*TEXT SHOWN*:
○ ○ ○ ○
ANTLR 4: A Case Study

19 Jan 2014

Over the last few months, I’ve worked extensively with ANTLR 4, the fourth version of the ANTLR (ANother Tool for Language Recognition) parser generator. ANTLR is maintained by Terence Parr, a professor at the University of San Francisco.

(Several sentences extolling the virtues of ANTLR 4 used to exist here before I deleted them for the sake of brevity. Suffice it to say that Terence Parr is the man. ANTLR is some powerful, educational, well-written, free, and open source software. If you find an excuse to work with it at home or in the workplace, you’re guaranteed to have a good time.)

In this post, I provide a case study of ANTLR 4, with details on how I’ve used it and a handful of things I’ve found useful and/or interesting. It is not meant to be a step-by-step guide to getting started with ANTLR; for that you will need to pick up the excellent ANTLR 4 documentation. Although ANTLR 4 is (financially and RMS-approved) free, the documentation is not - it is available in the form of a book called The Definitive ANTLR 4 Reference, written by none other than Terence Parr himself.

Although I wrote this post mainly to convey my experiences with ANTLR, substantial details about PeopleCode, the language I am lexing/parsing with ANTLR, are included. Most readers will undoubtedly give zero cares about PeopleCode given its obscurity and irrelevance outside the PeopleTools runtime, but several language nuances (and one glaring language ambiguity) have been included to show just what ANTLR is capable of.
○ ○ ○ ○
(Spatial layout data)

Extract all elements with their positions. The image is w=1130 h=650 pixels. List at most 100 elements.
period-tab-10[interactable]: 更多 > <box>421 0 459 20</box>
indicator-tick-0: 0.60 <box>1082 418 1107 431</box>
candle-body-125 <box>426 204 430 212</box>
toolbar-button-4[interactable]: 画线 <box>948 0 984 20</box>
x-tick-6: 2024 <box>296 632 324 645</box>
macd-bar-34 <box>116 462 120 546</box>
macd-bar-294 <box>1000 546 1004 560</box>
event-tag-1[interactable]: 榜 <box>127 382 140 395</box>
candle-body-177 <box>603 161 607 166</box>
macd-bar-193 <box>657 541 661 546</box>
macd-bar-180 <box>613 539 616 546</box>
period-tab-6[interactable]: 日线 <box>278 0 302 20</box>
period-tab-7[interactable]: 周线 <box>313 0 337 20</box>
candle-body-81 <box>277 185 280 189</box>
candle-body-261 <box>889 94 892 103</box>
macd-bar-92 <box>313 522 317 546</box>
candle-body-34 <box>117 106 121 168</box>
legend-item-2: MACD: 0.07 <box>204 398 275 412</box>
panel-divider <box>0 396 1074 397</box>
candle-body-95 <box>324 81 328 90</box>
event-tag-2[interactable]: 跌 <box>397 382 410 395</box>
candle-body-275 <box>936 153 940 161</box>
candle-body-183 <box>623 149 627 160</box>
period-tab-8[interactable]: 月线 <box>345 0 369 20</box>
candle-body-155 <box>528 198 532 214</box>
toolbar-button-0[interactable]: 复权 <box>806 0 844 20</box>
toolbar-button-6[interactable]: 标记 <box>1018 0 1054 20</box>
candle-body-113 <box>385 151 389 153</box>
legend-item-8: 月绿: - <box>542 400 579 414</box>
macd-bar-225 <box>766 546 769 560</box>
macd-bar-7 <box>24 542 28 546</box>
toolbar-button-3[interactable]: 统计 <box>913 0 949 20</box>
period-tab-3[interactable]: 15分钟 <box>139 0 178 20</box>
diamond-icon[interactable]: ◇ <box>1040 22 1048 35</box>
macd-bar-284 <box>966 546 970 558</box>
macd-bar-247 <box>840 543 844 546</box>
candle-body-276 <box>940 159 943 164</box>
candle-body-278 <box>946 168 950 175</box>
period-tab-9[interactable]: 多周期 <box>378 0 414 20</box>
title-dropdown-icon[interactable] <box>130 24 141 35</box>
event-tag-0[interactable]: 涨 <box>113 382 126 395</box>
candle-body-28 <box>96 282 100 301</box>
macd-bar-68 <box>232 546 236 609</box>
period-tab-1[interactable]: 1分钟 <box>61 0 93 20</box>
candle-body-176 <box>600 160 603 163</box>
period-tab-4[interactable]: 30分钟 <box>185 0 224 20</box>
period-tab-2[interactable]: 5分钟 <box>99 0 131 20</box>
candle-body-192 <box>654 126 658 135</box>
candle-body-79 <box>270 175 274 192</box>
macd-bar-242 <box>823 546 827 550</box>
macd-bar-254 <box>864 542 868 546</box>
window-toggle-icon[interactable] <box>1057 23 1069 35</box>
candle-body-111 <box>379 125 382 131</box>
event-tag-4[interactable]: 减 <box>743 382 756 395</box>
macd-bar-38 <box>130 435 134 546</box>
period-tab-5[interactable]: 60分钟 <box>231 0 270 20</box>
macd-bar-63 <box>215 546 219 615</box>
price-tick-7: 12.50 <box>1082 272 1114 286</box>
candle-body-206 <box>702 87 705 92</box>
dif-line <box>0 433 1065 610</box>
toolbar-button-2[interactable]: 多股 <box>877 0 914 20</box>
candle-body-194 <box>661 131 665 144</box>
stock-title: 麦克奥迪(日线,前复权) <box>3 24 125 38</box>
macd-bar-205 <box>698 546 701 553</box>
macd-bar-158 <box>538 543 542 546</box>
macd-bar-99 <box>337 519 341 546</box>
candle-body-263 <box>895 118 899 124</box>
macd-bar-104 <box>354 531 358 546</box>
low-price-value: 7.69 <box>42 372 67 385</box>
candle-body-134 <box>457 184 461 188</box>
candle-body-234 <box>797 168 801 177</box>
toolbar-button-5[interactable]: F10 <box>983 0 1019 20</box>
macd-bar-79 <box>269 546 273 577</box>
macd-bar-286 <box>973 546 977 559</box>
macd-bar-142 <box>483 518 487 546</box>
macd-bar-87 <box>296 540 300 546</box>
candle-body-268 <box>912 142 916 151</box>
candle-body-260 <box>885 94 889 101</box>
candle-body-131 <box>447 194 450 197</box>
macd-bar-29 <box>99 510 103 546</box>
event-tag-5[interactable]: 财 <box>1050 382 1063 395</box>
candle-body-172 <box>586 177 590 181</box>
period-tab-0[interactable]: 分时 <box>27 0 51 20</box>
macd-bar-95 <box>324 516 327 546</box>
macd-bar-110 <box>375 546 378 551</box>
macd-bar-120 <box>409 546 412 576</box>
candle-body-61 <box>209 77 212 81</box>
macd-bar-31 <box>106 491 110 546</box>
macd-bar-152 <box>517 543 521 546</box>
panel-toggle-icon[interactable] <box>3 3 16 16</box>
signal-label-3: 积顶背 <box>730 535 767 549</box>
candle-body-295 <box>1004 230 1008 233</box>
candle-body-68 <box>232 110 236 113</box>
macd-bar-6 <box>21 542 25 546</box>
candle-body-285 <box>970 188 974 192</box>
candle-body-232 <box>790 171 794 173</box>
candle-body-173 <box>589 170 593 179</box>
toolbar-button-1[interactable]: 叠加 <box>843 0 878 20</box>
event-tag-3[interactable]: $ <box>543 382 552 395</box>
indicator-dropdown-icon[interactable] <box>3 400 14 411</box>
○ ○ ○ ○
*WORK TO COMPLETE*:
**a.** List each descriptive term the ANTLR 4 case study applies to ANTLR as software in its parenthetical paragraph.
**b.** Resume the ANTLR 4 case study from the point where it stops.

*TASK-BY-TASK RESULTS*:
**a.** powerful, educational, well-written, free, open source

**b.**
Overview

When you combine the powerful simplicity of JDBC and Java’s automatic memory management with the capabilities of ANTLR, the barrier to entry for creating database-intensive language applications is drastically lowered. My use of ANTLR centers on the development of a PeopleCode interpreter, which in turn is incorporated into the alternative PeopleTools runtime engine I’ve been working on. The codebase for the system is written in Java, which allows me to incorporate the ANTLR runtime directly into the engine via a JAR file in the classpath. Why did I choose Java/ANTLR rather than C/C++/lex/yacc? Because I knew that the engine was going to be executing thousands of SQL statements, a task better left to JDBC rather than Oracle’s raw OCI library (unless one is feeling especially 1337, but reverse engineering PeopleTools has proven to be wild enough without sadistically adding OCI nuances to the mix).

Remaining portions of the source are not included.